*Records excerpted from a collection:*
● ● ●

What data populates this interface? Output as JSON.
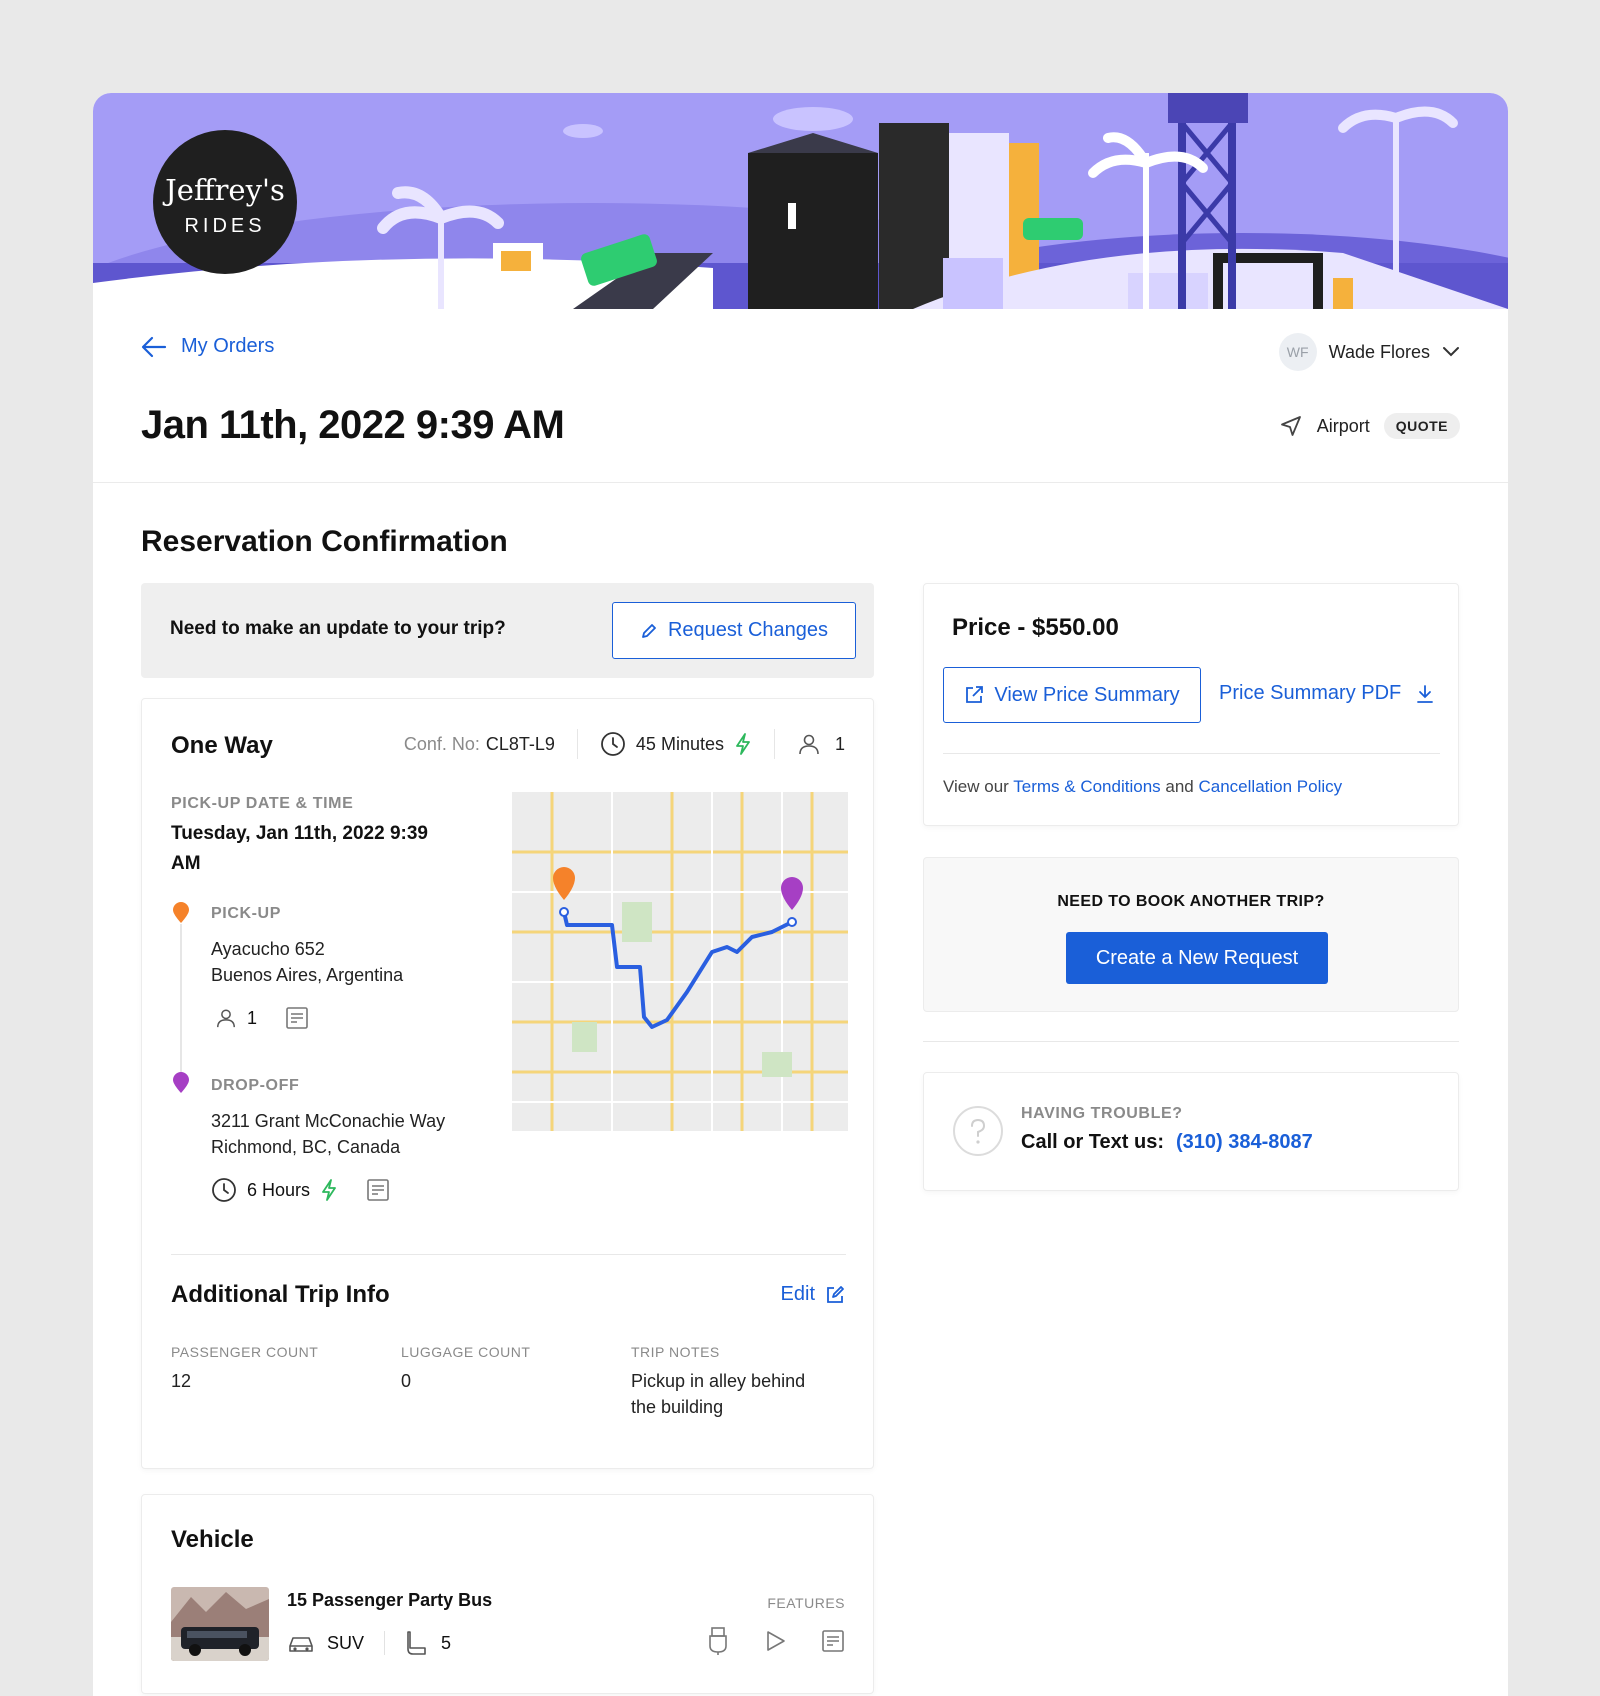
{
  "brand": {
    "name_line1": "Jeffrey's",
    "name_line2": "RIDES"
  },
  "nav": {
    "back_label": "My Orders"
  },
  "user": {
    "initials": "WF",
    "name": "Wade Flores"
  },
  "order": {
    "title": "Jan 11th, 2022 9:39 AM",
    "type": "Airport",
    "status_badge": "QUOTE"
  },
  "section_title": "Reservation Confirmation",
  "update_box": {
    "question": "Need to make an update to your trip?",
    "button_label": "Request Changes"
  },
  "trip": {
    "title": "One Way",
    "conf_label": "Conf. No:",
    "conf_number": "CL8T-L9",
    "duration": "45 Minutes",
    "passengers": "1",
    "pickup_datetime_label": "PICK-UP DATE & TIME",
    "pickup_datetime_line1": "Tuesday, Jan 11th, 2022 9:39",
    "pickup_datetime_line2": "AM",
    "pickup": {
      "label": "PICK-UP",
      "address_line1": "Ayacucho 652",
      "address_line2": "Buenos Aires, Argentina",
      "passengers": "1"
    },
    "dropoff": {
      "label": "DROP-OFF",
      "address_line1": "3211 Grant McConachie Way",
      "address_line2": "Richmond, BC, Canada",
      "duration": "6 Hours"
    }
  },
  "additional_info": {
    "title": "Additional Trip Info",
    "edit_label": "Edit",
    "passenger_count_label": "PASSENGER COUNT",
    "passenger_count": "12",
    "luggage_count_label": "LUGGAGE COUNT",
    "luggage_count": "0",
    "trip_notes_label": "TRIP NOTES",
    "trip_notes_line1": "Pickup in alley behind",
    "trip_notes_line2": "the building"
  },
  "vehicle": {
    "section_title": "Vehicle",
    "name": "15 Passenger Party Bus",
    "type": "SUV",
    "seats": "5",
    "features_label": "FEATURES"
  },
  "price": {
    "title": "Price - $550.00",
    "view_summary_label": "View Price Summary",
    "pdf_label": "Price Summary PDF",
    "terms_prefix": "View our",
    "terms_link": "Terms & Conditions",
    "terms_and": "and",
    "cancellation_link": "Cancellation Policy"
  },
  "book_another": {
    "question": "NEED TO BOOK ANOTHER TRIP?",
    "button_label": "Create a New Request"
  },
  "support": {
    "label": "HAVING TROUBLE?",
    "prompt": "Call or Text us:",
    "phone": "(310) 384-8087"
  },
  "colors": {
    "accent": "#1a5fd8",
    "banner": "#a49cf6",
    "pickup_pin": "#f5822a",
    "dropoff_pin": "#a63fc4",
    "lightning": "#2db85c"
  }
}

● ● ●

*What you are asked to do:* Go through the records. Copy each line where "View" appears.

*Answer to this problem:*
    "view_summary_label": "View Price Summary",
    "terms_prefix": "View our",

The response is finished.